**Problem**
The records below are split into lines. How many of those lines contain the string "false"? Reply with the number only.

#### Material for this task

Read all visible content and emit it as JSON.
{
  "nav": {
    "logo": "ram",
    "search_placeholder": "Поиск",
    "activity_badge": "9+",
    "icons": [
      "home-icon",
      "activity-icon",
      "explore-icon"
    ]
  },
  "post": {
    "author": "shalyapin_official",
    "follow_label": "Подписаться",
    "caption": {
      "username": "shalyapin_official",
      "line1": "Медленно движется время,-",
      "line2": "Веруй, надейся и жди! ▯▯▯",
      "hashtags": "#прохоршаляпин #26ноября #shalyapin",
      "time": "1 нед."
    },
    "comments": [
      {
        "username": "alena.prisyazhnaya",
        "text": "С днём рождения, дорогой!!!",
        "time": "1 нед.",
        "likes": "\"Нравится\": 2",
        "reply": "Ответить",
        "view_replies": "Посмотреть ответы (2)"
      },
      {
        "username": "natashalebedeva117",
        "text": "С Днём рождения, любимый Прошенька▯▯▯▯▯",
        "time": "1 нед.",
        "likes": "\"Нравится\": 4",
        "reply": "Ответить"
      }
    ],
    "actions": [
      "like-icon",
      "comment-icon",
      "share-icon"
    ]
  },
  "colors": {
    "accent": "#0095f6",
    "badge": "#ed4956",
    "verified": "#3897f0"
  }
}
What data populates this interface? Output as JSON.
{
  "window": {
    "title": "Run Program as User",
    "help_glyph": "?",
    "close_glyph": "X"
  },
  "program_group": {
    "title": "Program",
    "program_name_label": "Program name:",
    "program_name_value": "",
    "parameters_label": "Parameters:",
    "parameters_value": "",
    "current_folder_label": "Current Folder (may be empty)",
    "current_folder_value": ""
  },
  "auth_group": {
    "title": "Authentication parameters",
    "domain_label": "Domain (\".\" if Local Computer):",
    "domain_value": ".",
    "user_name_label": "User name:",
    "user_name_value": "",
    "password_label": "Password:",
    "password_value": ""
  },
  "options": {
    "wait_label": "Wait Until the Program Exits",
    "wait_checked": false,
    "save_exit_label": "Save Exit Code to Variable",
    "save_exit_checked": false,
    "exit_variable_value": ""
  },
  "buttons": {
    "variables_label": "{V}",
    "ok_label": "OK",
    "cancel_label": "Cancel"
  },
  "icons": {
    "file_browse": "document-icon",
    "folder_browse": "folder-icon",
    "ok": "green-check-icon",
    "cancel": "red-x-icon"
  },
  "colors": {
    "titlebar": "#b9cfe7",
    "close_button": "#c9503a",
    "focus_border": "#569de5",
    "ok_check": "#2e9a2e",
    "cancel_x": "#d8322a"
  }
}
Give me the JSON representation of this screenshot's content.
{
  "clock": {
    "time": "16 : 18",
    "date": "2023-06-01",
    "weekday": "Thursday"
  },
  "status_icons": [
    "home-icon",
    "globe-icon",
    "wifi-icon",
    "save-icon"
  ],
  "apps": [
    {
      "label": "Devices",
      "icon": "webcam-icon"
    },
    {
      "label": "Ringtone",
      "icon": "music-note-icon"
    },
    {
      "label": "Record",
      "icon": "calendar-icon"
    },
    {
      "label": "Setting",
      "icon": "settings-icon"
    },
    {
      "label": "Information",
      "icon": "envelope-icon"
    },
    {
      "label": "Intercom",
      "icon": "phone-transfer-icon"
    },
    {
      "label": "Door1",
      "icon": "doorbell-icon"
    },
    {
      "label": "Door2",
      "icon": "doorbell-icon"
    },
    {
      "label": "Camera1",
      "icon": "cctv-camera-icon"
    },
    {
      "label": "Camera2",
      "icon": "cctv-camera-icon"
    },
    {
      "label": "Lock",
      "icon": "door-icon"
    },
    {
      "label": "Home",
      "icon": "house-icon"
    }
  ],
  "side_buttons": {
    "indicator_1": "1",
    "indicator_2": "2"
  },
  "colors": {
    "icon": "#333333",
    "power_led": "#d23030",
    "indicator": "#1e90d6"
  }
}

########

**Output of the exercise**
2